— start —
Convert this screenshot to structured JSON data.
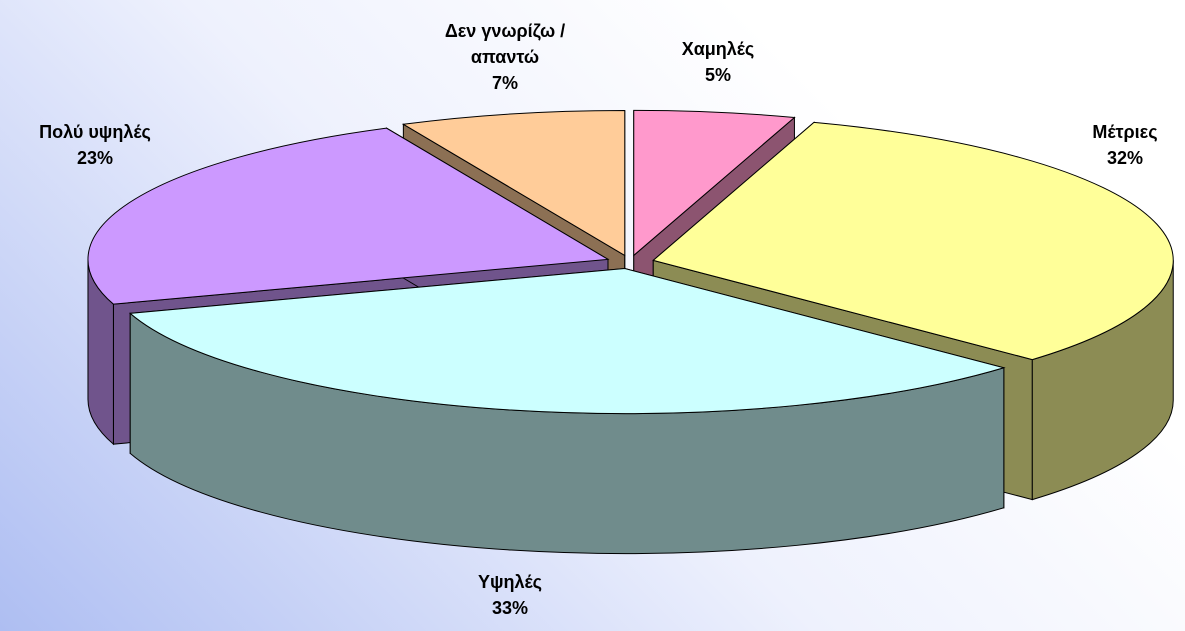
{
  "chart_data": {
    "type": "pie3d",
    "categories": [
      "Χαμηλές",
      "Μέτριες",
      "Υψηλές",
      "Πολύ υψηλές",
      "Δεν γνωρίζω / απαντώ"
    ],
    "values": [
      5,
      32,
      33,
      23,
      7
    ],
    "value_labels": [
      "5%",
      "32%",
      "33%",
      "23%",
      "7%"
    ],
    "colors": [
      "#ff99cc",
      "#ffff99",
      "#ccffff",
      "#cc99ff",
      "#ffcc99"
    ]
  }
}
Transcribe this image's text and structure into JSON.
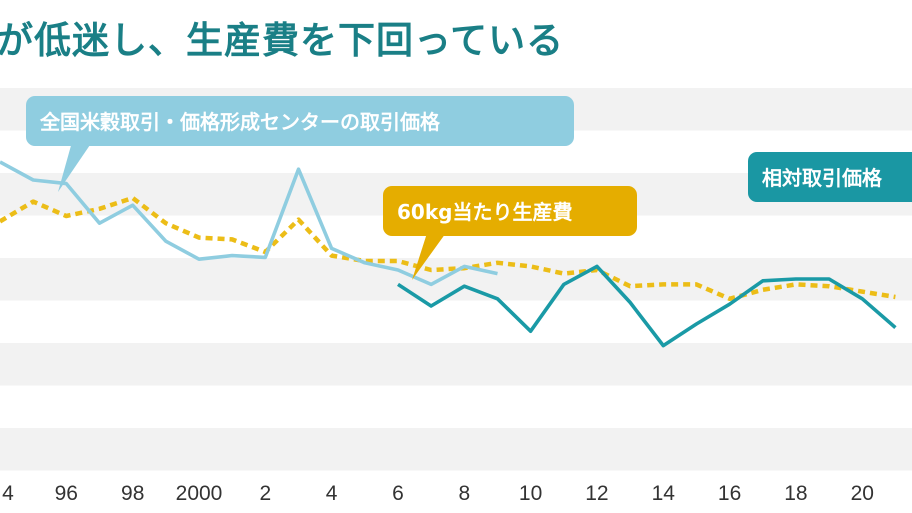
{
  "title": "が低迷し、生産費を下回っている",
  "colors": {
    "background": "#ffffff",
    "band": "#f2f2f2",
    "title": "#1a7f86",
    "center_price": "#8fcde0",
    "production_cost": "#ecbd17",
    "relative_price": "#1a9aa6",
    "center_label_bg": "#8fcde0",
    "cost_label_bg": "#e5ad00",
    "relative_label_bg": "#1a97a3"
  },
  "chart_data": {
    "type": "line",
    "xlabel": "",
    "ylabel": "",
    "x_ticks": [
      "4",
      "96",
      "98",
      "2000",
      "2",
      "4",
      "6",
      "8",
      "10",
      "12",
      "14",
      "16",
      "18",
      "20"
    ],
    "x_tick_years": [
      1994,
      1996,
      1998,
      2000,
      2002,
      2004,
      2006,
      2008,
      2010,
      2012,
      2014,
      2016,
      2018,
      2020
    ],
    "xlim": [
      1994,
      2021.5
    ],
    "ylim": [
      0,
      100
    ],
    "grid": "alternating horizontal bands",
    "series": [
      {
        "name": "全国米穀取引・価格形成センターの取引価格",
        "style": "solid",
        "x": [
          1994,
          1995,
          1996,
          1997,
          1998,
          1999,
          2000,
          2001,
          2002,
          2003,
          2004,
          2005,
          2006,
          2007,
          2008,
          2009
        ],
        "y": [
          80,
          75,
          74,
          63,
          68,
          58,
          53,
          54,
          53.5,
          78,
          56,
          52,
          50,
          46,
          51,
          49
        ]
      },
      {
        "name": "60kg当たり生産費",
        "style": "dotted",
        "x": [
          1994,
          1995,
          1996,
          1997,
          1998,
          1999,
          2000,
          2001,
          2002,
          2003,
          2004,
          2005,
          2006,
          2007,
          2008,
          2009,
          2010,
          2011,
          2012,
          2013,
          2014,
          2015,
          2016,
          2017,
          2018,
          2019,
          2020,
          2021
        ],
        "y": [
          63.5,
          69,
          65,
          67,
          70,
          63,
          59,
          58.5,
          55,
          64,
          54,
          52.5,
          52.5,
          50,
          50.5,
          52,
          51,
          49,
          50,
          45.5,
          46,
          46,
          42,
          44.5,
          46,
          45.5,
          44,
          42.5
        ]
      },
      {
        "name": "相対取引価格",
        "style": "solid",
        "x": [
          2006,
          2007,
          2008,
          2009,
          2010,
          2011,
          2012,
          2013,
          2014,
          2015,
          2016,
          2017,
          2018,
          2019,
          2020,
          2021
        ],
        "y": [
          46,
          40,
          45.5,
          42,
          33,
          46,
          51,
          41,
          29,
          35,
          40.5,
          47,
          47.5,
          47.5,
          42,
          34
        ]
      }
    ]
  }
}
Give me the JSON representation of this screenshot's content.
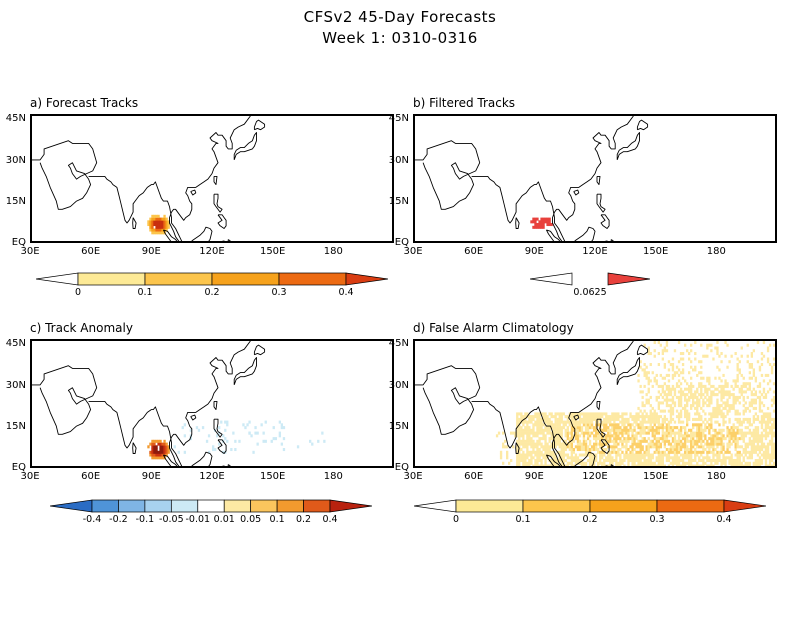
{
  "title_line1": "CFSv2 45-Day Forecasts",
  "title_line2": "Week 1: 0310-0316",
  "panels": {
    "a": {
      "title": "a) Forecast Tracks"
    },
    "b": {
      "title": "b) Filtered Tracks"
    },
    "c": {
      "title": "c) Track Anomaly"
    },
    "d": {
      "title": "d) False Alarm Climatology"
    }
  },
  "lat_labels": [
    "45N",
    "30N",
    "15N",
    "EQ"
  ],
  "lon_labels": [
    "30E",
    "60E",
    "90E",
    "120E",
    "150E",
    "180"
  ],
  "colorbars": {
    "a": {
      "labels": [
        "0",
        "0.1",
        "0.2",
        "0.3",
        "0.4"
      ],
      "colors": [
        "#ffffff",
        "#fdea96",
        "#fcc54c",
        "#f6a21c",
        "#ec6a12",
        "#d93d12"
      ]
    },
    "b": {
      "labels": [
        "0.0625"
      ],
      "colors": [
        "#ffffff",
        "#e8413c"
      ]
    },
    "c": {
      "labels": [
        "-0.4",
        "-0.2",
        "-0.1",
        "-0.05",
        "-0.01",
        "0.01",
        "0.05",
        "0.1",
        "0.2",
        "0.4"
      ],
      "colors": [
        "#2a6cc4",
        "#4f94d8",
        "#7fb5e5",
        "#a8d2ef",
        "#cdeaf5",
        "#ffffff",
        "#fde9a4",
        "#fbc55d",
        "#f29a2e",
        "#e05a1a",
        "#b8220f"
      ]
    },
    "d": {
      "labels": [
        "0",
        "0.1",
        "0.2",
        "0.3",
        "0.4"
      ],
      "colors": [
        "#ffffff",
        "#fdea96",
        "#fcc54c",
        "#f6a21c",
        "#ec6a12",
        "#d93d12"
      ]
    }
  }
}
— end —
Copy out the lines in which the string "name" appears.

## [Answer in full]
        "name": "全国米穀取引・価格形成センターの取引価格",
        "name": "60kg当たり生産費",
        "name": "相対取引価格",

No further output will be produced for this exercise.